Using the listing below, copy every line that mentions "title".
:: Dataset entries
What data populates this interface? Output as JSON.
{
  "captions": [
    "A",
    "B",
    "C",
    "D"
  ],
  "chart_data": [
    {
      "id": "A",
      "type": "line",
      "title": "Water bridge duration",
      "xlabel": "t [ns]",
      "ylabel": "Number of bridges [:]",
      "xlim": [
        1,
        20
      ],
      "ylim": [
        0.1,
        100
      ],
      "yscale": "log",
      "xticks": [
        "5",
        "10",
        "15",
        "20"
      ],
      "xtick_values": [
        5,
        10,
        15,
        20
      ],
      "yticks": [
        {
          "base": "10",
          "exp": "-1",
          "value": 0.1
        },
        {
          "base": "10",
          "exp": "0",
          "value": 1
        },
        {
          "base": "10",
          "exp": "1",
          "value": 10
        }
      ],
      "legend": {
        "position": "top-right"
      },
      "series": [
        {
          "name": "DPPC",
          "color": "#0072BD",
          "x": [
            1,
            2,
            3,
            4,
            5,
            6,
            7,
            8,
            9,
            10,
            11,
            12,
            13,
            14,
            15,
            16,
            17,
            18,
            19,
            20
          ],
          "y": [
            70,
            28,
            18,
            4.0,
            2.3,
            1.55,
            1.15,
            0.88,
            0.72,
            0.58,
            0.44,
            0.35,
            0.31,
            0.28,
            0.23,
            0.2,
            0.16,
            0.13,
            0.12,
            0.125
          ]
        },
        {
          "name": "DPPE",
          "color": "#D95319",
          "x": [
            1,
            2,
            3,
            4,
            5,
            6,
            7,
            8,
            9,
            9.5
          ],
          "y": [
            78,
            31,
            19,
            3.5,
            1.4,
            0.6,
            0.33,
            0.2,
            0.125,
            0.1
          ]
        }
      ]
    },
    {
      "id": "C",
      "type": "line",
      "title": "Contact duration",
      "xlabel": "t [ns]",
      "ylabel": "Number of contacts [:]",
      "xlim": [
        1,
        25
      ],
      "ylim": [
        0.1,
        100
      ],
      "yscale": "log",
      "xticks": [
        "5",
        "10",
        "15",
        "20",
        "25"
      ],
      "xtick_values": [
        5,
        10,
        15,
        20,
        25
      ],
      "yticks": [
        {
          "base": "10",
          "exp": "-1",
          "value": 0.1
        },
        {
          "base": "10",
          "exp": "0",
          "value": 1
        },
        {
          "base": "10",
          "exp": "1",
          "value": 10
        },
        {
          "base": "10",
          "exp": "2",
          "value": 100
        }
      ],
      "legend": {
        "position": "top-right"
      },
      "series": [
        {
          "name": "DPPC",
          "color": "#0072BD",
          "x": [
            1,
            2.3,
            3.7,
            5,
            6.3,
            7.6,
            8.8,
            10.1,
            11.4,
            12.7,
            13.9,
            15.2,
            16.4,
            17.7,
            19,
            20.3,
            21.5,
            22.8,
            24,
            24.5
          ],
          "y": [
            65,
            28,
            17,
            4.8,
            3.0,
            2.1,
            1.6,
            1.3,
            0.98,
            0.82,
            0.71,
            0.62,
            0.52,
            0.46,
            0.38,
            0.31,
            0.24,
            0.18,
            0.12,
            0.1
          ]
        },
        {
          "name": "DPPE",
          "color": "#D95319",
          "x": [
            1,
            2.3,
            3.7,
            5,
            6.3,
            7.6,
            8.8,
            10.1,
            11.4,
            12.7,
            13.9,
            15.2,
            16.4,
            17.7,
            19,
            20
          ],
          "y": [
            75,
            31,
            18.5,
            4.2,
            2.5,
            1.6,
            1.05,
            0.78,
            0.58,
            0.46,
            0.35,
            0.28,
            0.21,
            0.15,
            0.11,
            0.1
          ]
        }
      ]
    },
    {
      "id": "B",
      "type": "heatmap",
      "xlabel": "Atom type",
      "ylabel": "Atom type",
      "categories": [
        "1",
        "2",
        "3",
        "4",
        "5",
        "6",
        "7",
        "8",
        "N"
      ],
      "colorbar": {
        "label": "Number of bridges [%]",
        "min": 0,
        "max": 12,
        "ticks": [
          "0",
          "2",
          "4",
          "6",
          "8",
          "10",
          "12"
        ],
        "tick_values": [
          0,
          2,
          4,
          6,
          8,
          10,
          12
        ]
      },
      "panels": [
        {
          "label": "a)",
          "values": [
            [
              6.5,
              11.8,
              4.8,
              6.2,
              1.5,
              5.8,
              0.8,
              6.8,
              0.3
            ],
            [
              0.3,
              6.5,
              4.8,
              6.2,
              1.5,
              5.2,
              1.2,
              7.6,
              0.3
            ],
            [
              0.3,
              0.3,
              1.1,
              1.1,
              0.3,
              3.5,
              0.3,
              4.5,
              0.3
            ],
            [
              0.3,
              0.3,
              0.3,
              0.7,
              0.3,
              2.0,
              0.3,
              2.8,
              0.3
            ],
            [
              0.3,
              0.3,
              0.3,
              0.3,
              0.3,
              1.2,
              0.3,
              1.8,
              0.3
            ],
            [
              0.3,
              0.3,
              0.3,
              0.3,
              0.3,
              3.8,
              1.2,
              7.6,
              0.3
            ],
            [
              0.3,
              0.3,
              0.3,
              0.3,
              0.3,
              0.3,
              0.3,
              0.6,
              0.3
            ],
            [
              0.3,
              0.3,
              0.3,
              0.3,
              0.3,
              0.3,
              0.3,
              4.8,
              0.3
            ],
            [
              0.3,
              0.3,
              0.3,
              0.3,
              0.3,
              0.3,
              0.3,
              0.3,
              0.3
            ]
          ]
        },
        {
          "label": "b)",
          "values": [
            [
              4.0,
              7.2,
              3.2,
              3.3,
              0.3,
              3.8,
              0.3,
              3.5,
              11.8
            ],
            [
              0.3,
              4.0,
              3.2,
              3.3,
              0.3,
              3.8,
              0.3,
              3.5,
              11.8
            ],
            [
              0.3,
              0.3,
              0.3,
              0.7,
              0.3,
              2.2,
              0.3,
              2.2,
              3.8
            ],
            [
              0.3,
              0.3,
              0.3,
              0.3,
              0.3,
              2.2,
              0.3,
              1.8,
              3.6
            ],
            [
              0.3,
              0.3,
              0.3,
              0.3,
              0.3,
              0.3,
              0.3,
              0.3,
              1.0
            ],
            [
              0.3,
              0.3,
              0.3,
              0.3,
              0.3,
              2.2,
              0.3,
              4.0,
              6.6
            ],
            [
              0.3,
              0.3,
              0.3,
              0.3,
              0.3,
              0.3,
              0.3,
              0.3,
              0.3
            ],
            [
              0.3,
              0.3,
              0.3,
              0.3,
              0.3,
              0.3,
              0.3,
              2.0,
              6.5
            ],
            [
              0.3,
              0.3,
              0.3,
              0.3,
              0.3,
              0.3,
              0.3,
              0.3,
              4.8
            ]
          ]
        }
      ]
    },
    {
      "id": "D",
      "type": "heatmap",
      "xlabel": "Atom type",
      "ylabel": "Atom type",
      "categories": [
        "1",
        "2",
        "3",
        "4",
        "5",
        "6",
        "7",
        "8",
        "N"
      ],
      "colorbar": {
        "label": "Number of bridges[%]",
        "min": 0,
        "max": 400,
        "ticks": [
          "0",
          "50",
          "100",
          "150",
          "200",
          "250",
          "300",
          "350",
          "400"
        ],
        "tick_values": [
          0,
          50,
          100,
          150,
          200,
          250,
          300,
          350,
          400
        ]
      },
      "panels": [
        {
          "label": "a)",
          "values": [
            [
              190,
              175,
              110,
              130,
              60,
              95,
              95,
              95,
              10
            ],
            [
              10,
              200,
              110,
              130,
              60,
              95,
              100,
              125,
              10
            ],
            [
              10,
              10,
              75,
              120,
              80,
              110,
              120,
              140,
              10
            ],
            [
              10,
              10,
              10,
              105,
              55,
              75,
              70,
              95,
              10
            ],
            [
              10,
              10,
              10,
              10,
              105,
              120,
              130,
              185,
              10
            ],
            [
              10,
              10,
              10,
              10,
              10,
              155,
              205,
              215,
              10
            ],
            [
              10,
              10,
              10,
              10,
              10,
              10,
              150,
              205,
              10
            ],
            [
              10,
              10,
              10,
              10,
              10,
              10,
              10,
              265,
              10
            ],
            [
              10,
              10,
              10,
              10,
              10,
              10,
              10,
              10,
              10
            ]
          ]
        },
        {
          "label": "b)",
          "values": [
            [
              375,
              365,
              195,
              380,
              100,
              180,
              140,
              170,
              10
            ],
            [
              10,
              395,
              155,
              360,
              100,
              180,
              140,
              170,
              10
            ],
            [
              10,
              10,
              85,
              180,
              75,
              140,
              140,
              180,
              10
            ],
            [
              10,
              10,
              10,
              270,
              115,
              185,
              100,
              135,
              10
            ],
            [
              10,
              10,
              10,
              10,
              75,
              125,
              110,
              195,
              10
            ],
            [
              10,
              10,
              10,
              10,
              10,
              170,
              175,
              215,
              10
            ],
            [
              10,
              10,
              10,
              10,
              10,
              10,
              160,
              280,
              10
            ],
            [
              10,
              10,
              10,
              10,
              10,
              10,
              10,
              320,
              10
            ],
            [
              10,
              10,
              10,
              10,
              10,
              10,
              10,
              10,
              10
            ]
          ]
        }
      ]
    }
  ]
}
::::
• **Expected answer**:
      "title": "Water bridge duration",
      "title": "Contact duration",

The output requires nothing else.